### Work required
State how many lines of the data contain the word "true", and write nothing besides the number.

>> BEGIN Data to process

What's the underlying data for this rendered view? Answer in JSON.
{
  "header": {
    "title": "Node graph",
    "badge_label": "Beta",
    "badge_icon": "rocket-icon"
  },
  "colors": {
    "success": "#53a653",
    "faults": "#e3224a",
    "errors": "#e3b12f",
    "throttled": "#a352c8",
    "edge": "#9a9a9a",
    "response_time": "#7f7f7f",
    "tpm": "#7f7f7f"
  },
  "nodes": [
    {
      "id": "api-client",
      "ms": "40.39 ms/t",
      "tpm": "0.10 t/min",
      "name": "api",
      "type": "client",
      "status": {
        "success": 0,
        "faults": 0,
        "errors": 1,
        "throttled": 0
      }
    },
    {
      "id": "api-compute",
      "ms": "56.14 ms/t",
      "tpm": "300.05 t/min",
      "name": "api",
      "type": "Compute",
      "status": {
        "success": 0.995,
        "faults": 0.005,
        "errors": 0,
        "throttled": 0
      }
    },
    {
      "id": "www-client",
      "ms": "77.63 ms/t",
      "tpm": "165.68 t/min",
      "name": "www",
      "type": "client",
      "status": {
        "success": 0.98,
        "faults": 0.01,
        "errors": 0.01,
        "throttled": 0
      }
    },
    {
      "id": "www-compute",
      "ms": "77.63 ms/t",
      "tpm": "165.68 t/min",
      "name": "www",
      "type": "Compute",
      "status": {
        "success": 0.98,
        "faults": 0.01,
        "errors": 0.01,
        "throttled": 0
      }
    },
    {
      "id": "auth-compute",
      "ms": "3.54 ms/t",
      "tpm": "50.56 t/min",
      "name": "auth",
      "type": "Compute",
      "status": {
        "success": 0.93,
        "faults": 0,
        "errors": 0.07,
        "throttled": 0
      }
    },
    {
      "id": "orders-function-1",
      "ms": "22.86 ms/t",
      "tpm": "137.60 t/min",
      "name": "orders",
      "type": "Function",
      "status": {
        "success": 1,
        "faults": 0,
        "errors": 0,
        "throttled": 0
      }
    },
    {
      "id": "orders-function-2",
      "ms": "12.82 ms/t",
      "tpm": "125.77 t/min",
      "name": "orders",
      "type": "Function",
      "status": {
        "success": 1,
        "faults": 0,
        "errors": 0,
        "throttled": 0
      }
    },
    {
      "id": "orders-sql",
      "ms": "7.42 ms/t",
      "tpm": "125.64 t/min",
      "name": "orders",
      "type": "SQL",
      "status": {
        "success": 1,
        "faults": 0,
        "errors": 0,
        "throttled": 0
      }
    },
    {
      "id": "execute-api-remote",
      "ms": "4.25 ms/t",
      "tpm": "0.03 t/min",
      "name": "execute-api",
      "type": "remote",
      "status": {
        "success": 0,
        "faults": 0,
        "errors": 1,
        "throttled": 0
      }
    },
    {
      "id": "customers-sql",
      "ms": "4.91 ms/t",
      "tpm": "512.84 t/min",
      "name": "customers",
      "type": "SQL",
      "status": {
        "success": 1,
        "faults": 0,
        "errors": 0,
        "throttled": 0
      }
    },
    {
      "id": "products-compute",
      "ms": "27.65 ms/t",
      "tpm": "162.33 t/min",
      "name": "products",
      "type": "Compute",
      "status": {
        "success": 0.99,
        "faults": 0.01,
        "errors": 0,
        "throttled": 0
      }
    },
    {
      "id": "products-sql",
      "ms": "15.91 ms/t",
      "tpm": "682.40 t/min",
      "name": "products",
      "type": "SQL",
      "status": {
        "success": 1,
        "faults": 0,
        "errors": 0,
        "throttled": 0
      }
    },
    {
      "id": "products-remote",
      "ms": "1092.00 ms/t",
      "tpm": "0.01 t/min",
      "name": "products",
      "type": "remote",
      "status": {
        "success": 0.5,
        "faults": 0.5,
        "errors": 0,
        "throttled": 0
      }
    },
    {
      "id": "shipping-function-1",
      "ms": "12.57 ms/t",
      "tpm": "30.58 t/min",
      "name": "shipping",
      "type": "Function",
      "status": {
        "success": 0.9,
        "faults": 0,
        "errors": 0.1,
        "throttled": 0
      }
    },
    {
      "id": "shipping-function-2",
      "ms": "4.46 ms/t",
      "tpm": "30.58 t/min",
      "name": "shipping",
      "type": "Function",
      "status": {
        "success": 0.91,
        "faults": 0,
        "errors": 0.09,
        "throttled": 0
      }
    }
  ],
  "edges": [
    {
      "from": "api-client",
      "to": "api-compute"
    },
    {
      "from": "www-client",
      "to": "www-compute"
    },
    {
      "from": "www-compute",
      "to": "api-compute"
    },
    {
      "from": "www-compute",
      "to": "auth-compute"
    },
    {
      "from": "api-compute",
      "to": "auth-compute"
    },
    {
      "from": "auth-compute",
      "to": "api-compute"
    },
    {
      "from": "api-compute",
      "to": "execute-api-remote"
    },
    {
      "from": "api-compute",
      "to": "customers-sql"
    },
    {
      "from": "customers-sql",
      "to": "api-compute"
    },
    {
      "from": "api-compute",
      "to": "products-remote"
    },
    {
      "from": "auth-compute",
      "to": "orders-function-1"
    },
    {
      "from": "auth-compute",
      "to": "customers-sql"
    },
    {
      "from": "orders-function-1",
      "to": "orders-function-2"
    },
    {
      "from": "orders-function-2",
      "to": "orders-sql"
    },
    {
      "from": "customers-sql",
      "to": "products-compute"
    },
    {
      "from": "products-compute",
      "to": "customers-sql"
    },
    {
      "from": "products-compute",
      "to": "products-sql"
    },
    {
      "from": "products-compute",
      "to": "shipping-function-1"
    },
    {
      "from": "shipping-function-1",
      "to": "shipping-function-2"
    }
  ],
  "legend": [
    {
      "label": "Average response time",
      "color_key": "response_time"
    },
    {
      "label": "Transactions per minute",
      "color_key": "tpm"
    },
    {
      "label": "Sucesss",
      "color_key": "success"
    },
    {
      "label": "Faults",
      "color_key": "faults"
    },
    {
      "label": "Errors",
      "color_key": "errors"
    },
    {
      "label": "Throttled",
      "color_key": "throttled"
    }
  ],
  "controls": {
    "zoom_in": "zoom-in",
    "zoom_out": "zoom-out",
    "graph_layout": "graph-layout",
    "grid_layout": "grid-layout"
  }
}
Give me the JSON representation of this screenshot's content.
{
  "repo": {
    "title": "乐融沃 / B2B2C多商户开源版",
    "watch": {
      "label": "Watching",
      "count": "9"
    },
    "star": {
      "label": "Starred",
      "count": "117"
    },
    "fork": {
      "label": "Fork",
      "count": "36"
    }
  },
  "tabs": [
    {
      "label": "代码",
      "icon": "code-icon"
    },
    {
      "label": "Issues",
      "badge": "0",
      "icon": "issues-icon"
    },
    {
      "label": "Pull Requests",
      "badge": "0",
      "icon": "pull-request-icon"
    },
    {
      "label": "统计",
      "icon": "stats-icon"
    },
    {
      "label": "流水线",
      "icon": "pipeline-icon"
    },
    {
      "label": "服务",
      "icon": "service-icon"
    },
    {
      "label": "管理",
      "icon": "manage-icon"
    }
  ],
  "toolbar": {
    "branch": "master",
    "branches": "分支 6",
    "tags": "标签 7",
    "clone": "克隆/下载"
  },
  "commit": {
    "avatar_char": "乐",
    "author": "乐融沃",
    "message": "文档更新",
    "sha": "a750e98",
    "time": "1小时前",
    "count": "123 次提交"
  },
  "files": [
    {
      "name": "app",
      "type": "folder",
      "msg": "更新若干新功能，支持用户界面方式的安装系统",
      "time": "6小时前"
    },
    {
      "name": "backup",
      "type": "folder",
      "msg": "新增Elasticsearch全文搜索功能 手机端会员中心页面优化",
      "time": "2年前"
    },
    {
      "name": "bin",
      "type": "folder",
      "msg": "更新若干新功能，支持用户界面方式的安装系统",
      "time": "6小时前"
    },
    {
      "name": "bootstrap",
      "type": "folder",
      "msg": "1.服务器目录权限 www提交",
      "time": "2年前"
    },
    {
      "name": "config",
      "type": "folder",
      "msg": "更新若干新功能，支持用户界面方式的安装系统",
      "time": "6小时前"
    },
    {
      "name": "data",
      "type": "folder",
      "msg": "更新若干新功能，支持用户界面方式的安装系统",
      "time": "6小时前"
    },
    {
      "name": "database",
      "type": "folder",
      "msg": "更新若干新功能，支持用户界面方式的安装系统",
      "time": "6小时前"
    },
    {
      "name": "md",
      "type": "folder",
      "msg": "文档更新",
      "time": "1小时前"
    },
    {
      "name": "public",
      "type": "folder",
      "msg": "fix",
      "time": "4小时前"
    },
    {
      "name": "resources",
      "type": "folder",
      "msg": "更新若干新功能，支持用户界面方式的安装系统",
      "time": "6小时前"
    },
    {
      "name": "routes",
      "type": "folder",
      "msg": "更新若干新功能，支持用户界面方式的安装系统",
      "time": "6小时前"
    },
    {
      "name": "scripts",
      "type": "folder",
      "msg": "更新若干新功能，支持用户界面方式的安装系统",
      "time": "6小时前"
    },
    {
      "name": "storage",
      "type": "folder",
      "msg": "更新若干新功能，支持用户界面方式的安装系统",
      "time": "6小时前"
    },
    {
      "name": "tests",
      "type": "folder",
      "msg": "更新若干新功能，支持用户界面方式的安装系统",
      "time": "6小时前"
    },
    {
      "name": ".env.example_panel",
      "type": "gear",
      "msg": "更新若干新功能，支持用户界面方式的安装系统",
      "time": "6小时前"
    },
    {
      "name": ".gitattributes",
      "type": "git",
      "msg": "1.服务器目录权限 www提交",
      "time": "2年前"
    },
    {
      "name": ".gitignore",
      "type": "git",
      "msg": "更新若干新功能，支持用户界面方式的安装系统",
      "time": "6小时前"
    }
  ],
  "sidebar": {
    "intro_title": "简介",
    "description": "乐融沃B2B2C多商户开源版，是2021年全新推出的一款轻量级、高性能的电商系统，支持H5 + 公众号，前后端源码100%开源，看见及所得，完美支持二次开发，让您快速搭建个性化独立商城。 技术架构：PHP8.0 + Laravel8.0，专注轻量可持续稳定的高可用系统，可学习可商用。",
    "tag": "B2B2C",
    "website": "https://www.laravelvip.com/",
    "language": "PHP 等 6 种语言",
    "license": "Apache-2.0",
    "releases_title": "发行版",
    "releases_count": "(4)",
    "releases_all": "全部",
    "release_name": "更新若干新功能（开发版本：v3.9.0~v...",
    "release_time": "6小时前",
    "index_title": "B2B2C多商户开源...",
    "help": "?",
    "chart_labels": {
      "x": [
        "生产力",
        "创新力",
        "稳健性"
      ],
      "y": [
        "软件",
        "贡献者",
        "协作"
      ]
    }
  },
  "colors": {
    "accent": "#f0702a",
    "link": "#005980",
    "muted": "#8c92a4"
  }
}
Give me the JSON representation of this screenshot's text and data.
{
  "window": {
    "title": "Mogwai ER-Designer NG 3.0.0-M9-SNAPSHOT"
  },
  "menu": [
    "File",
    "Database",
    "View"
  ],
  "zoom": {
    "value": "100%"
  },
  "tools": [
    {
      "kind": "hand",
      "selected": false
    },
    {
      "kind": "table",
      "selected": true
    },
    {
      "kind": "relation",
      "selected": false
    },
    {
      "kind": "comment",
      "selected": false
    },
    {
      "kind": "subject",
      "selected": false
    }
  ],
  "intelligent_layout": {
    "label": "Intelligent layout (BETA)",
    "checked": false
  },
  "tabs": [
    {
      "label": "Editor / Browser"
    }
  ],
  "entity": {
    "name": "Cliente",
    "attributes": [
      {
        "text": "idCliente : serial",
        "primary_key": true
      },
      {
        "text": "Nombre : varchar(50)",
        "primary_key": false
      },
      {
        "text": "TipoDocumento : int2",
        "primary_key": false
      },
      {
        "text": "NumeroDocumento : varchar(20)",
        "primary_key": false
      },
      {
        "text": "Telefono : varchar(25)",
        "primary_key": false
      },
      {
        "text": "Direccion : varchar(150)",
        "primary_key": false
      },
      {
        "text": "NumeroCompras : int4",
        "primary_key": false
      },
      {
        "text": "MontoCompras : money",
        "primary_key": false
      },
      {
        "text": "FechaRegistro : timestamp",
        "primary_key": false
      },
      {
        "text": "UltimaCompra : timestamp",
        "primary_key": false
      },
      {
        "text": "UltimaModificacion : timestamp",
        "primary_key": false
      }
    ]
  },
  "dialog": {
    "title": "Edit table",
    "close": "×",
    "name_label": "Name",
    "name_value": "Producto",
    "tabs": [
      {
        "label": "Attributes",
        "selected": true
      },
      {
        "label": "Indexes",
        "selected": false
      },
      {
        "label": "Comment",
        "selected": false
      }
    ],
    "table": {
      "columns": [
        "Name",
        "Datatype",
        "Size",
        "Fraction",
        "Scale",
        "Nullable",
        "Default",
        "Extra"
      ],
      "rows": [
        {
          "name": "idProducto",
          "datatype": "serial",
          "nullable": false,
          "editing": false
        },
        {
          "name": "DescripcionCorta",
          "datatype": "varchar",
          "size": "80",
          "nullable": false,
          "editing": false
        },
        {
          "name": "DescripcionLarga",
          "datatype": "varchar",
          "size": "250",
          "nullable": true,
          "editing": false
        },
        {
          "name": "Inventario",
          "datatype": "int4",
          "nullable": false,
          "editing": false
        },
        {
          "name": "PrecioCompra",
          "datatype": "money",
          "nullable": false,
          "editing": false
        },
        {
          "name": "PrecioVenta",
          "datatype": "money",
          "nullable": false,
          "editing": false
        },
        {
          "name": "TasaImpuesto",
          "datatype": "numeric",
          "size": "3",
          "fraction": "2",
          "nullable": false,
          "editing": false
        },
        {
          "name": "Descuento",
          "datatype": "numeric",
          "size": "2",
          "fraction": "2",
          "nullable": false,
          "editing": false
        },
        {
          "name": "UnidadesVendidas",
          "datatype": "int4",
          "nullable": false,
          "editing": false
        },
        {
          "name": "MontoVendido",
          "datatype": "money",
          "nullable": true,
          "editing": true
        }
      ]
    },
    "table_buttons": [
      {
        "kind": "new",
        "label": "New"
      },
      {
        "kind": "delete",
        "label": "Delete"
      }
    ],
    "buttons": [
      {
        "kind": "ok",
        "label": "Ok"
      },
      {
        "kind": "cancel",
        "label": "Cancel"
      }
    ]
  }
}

>> END Data to process

### Solved exercise
6